--- begin Exercise materials ---
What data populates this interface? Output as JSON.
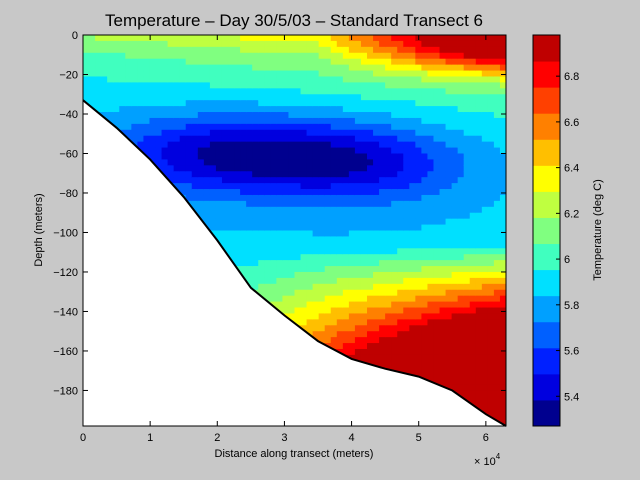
{
  "chart_data": {
    "type": "heatmap",
    "title": "Temperature – Day 30/5/03 – Standard Transect 6",
    "xlabel": "Distance along transect (meters)",
    "ylabel": "Depth (meters)",
    "x_multiplier_label": "× 10",
    "x_multiplier_exp": "4",
    "xlim": [
      0,
      63000
    ],
    "ylim": [
      -198,
      0
    ],
    "xticks": [
      0,
      10000,
      20000,
      30000,
      40000,
      50000,
      60000
    ],
    "xtick_labels": [
      "0",
      "1",
      "2",
      "3",
      "4",
      "5",
      "6"
    ],
    "yticks": [
      0,
      -20,
      -40,
      -60,
      -80,
      -100,
      -120,
      -140,
      -160,
      -180
    ],
    "ytick_labels": [
      "0",
      "−20",
      "−40",
      "−60",
      "−80",
      "−100",
      "−120",
      "−140",
      "−160",
      "−180"
    ],
    "colorbar": {
      "label": "Temperature (deg C)",
      "range": [
        5.27,
        6.98
      ],
      "ticks": [
        5.4,
        5.6,
        5.8,
        6.0,
        6.2,
        6.4,
        6.6,
        6.8
      ],
      "tick_labels": [
        "5.4",
        "5.6",
        "5.8",
        "6",
        "6.2",
        "6.4",
        "6.6",
        "6.8"
      ]
    },
    "bottom_profile": {
      "x": [
        0,
        5000,
        10000,
        15000,
        20000,
        25000,
        30000,
        35000,
        40000,
        45000,
        50000,
        55000,
        60000,
        63000
      ],
      "depth": [
        -33,
        -47,
        -63,
        -82,
        -104,
        -128,
        -142,
        -155,
        -164,
        -169,
        -173,
        -180,
        -192,
        -198
      ]
    },
    "grid": false,
    "legend": "colorbar-right"
  },
  "colors": {
    "jet": [
      "#00008f",
      "#0000df",
      "#0020ff",
      "#0060ff",
      "#00a0ff",
      "#00e0ff",
      "#40ffbf",
      "#80ff80",
      "#bfff40",
      "#ffff00",
      "#ffbf00",
      "#ff8000",
      "#ff4000",
      "#ff0000",
      "#bf0000"
    ]
  }
}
--- end Exercise materials ---
Work to do:
Filter the data for the string "meters" and copy every line that has it.

The reply:
    "xlabel": "Distance along transect (meters)",
    "ylabel": "Depth (meters)",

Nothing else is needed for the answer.